WHAT YOU NEED TO DO: Locate each line below that includes "xlabel" and reproduce it.

######

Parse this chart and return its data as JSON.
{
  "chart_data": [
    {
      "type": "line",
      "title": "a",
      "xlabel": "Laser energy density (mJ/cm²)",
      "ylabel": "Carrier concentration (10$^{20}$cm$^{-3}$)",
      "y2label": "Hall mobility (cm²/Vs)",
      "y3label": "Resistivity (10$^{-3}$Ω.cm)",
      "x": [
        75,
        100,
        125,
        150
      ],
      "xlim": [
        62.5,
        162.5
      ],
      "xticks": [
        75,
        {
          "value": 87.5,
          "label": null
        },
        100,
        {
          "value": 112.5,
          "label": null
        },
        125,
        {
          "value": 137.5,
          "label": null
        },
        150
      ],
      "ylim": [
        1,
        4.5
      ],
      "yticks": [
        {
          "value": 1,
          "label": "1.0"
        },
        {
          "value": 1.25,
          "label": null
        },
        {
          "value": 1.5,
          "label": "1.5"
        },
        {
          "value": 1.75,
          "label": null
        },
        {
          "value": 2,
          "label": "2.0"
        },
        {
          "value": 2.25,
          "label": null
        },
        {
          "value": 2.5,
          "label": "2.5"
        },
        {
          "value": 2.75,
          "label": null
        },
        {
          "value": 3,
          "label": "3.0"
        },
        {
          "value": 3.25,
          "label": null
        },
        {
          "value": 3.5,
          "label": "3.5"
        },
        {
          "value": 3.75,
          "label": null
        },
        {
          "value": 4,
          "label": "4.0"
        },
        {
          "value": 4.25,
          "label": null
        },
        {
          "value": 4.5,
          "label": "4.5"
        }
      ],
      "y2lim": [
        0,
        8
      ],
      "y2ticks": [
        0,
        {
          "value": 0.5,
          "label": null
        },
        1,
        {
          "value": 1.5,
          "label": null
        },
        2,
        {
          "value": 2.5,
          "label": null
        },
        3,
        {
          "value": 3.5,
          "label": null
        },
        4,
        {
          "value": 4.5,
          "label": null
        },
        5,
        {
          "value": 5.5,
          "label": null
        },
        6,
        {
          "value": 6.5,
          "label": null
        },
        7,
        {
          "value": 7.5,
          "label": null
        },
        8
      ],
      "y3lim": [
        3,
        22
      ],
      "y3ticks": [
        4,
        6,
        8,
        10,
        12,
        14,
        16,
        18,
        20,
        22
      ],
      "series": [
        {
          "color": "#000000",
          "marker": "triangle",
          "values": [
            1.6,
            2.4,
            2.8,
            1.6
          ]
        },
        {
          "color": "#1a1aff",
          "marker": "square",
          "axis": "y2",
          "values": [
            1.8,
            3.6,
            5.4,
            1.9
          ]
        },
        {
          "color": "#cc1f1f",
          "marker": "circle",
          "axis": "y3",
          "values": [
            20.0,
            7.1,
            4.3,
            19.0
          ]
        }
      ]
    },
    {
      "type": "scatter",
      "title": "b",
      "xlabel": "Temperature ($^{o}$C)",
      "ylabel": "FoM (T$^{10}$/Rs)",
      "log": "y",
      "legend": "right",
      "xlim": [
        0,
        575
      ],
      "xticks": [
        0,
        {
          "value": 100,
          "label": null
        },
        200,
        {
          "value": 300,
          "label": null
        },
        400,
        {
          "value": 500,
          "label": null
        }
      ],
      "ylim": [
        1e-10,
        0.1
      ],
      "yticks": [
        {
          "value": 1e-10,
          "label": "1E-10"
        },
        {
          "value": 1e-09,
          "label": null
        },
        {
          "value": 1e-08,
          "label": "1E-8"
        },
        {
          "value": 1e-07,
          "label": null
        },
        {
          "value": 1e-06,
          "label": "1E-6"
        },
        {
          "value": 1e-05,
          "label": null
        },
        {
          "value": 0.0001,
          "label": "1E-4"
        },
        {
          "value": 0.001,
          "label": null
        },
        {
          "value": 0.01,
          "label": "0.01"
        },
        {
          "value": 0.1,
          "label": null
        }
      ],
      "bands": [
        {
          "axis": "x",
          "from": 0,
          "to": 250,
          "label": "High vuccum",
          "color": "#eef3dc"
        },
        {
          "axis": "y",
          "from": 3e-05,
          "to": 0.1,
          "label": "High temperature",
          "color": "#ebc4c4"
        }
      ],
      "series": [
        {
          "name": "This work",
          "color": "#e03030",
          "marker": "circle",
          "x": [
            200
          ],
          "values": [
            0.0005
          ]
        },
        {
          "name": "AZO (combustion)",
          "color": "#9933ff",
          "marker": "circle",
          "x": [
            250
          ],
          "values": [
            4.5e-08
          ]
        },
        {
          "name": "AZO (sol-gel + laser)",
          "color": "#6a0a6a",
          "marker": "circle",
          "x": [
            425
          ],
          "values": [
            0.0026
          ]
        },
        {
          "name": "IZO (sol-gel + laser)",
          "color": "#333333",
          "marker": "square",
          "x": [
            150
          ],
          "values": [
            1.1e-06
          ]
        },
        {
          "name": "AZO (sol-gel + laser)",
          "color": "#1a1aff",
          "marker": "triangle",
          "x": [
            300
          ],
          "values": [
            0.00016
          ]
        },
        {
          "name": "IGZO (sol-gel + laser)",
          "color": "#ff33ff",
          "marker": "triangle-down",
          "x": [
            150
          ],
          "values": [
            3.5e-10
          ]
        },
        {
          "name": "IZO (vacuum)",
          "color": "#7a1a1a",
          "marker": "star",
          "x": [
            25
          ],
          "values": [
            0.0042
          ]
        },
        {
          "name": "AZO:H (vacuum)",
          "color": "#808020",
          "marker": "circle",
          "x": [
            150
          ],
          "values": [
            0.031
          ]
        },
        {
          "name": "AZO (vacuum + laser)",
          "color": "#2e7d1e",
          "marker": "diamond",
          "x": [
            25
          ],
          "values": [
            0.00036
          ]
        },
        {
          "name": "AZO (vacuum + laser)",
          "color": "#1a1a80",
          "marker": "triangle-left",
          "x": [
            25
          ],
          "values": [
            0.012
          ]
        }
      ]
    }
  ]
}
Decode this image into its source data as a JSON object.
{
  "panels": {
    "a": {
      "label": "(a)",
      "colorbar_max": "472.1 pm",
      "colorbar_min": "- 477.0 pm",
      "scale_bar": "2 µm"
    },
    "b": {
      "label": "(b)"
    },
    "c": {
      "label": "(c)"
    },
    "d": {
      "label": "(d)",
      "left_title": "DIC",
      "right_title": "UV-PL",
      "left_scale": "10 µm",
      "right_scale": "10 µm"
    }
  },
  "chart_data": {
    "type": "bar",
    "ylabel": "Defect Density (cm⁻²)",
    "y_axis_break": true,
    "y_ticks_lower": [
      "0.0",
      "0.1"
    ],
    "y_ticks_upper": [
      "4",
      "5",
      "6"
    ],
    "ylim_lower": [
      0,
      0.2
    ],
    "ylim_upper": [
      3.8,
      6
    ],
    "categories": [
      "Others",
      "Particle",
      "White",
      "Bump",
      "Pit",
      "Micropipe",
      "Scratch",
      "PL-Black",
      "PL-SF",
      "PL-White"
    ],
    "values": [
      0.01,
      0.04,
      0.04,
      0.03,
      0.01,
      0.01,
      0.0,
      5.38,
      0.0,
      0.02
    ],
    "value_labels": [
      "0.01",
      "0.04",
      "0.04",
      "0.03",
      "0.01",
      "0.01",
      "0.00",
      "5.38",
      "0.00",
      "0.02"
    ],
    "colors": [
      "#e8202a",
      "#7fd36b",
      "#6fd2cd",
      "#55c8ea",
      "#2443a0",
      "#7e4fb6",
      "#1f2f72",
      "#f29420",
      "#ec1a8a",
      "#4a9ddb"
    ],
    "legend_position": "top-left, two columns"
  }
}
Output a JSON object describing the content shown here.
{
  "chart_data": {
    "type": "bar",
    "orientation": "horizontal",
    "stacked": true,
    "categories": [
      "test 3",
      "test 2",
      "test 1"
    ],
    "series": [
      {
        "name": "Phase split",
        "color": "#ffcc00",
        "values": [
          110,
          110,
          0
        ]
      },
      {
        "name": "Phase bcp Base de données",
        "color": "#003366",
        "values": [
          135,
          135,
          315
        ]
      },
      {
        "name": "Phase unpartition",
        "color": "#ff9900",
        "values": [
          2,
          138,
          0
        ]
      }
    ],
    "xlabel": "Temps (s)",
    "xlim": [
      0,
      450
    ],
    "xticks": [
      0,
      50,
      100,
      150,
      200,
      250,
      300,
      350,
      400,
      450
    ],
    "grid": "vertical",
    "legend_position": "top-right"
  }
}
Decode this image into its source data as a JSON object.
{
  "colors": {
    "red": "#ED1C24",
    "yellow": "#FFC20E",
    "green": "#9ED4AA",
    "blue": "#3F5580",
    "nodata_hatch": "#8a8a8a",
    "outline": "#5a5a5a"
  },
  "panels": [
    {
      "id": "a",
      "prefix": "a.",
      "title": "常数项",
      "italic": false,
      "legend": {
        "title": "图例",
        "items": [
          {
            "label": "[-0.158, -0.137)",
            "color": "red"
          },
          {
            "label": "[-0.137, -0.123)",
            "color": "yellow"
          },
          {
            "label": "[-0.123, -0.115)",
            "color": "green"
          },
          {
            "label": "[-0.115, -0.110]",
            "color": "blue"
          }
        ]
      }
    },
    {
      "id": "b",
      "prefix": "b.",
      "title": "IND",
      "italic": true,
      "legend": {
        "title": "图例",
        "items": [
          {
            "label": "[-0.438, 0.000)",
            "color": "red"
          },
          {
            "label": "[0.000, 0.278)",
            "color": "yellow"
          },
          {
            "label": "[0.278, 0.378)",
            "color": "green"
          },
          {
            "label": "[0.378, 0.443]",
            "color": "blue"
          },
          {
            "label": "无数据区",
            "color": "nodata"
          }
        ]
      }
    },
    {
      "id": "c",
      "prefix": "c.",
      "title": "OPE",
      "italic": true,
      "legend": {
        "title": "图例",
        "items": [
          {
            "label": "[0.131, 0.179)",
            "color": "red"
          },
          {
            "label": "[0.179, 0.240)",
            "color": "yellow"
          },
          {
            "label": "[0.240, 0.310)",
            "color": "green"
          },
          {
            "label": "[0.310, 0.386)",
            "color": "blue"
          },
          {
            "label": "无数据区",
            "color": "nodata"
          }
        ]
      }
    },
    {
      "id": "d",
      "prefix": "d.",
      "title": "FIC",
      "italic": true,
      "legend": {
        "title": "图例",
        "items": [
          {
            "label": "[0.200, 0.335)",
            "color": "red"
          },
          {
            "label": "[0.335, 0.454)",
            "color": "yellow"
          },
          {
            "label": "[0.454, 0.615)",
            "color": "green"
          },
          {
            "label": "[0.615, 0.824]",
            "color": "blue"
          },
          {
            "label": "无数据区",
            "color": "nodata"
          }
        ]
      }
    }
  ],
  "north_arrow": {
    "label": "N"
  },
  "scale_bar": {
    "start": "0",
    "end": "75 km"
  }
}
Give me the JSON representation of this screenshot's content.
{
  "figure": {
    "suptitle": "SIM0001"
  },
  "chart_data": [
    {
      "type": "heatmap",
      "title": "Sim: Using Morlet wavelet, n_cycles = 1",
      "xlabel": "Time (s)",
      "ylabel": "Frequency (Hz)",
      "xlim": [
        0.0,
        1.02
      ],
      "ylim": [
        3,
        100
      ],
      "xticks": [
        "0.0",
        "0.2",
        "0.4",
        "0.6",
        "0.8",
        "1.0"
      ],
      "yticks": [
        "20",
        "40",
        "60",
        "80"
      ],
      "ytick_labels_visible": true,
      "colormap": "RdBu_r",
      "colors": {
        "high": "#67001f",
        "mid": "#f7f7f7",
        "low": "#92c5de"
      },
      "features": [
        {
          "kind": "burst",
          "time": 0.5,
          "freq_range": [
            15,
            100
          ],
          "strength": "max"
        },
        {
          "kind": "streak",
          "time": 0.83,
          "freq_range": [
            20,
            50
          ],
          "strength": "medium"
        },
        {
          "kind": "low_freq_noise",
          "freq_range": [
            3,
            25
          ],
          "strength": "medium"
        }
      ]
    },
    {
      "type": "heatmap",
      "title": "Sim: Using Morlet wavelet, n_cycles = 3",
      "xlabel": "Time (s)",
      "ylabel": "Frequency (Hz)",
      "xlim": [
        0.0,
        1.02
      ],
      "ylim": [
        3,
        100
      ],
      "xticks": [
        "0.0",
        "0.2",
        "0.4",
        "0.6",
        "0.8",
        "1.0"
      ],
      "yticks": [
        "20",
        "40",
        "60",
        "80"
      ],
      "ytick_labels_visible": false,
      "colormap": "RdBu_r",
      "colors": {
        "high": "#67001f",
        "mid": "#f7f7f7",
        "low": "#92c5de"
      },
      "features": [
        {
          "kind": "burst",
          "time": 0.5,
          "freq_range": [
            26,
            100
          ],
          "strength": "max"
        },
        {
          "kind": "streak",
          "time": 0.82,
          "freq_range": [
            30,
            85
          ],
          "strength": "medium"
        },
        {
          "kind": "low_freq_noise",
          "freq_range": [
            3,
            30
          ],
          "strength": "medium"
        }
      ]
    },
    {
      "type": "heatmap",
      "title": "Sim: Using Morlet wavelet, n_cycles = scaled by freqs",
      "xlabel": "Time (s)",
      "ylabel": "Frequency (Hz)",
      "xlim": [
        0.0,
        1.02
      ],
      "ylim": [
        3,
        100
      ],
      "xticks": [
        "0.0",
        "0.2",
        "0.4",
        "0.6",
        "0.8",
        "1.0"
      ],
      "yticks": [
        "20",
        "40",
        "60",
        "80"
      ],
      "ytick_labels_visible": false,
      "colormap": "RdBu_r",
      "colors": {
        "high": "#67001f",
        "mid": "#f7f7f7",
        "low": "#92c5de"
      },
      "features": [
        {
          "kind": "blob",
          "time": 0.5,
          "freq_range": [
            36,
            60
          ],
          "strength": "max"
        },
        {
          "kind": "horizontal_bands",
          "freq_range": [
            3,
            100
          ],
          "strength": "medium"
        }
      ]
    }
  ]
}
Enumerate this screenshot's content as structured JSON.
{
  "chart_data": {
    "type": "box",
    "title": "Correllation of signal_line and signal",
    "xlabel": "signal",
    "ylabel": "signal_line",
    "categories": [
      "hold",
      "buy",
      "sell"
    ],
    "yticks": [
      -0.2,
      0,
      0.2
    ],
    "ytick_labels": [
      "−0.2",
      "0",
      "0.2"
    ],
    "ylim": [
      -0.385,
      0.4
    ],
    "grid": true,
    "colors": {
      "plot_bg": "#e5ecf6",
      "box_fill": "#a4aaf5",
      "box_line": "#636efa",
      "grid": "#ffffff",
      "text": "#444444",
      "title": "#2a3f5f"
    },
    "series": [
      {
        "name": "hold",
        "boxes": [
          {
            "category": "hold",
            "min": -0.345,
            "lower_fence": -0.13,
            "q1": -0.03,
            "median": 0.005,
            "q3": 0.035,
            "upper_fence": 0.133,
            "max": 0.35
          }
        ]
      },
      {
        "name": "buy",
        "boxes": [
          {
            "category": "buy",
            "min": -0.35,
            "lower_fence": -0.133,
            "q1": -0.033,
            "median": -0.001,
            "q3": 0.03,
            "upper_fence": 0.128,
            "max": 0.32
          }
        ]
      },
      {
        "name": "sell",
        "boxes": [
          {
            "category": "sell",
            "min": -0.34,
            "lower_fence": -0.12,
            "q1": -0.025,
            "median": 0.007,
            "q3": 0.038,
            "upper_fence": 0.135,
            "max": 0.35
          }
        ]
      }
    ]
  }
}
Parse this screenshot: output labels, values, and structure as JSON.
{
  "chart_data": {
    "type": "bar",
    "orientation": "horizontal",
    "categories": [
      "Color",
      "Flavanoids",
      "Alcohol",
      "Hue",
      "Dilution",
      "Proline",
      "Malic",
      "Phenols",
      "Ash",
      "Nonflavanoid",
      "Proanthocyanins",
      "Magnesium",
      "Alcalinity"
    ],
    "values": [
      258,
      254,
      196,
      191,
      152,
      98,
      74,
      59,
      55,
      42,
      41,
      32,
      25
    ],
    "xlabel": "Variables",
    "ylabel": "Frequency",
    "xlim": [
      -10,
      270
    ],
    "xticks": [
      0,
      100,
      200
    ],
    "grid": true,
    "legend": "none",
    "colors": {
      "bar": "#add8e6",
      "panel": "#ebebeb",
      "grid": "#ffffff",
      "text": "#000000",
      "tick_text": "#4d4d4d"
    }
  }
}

######

ANSWER TO THE EXERCISE:
      "xlabel": "Laser energy density (mJ/cm²)",
      "xlabel": "Temperature ($^{o}$C)",
    "xlabel": "Temps (s)",
      "xlabel": "Time (s)",
      "xlabel": "Time (s)",
      "xlabel": "Time (s)",
    "xlabel": "signal",
    "xlabel": "Variables",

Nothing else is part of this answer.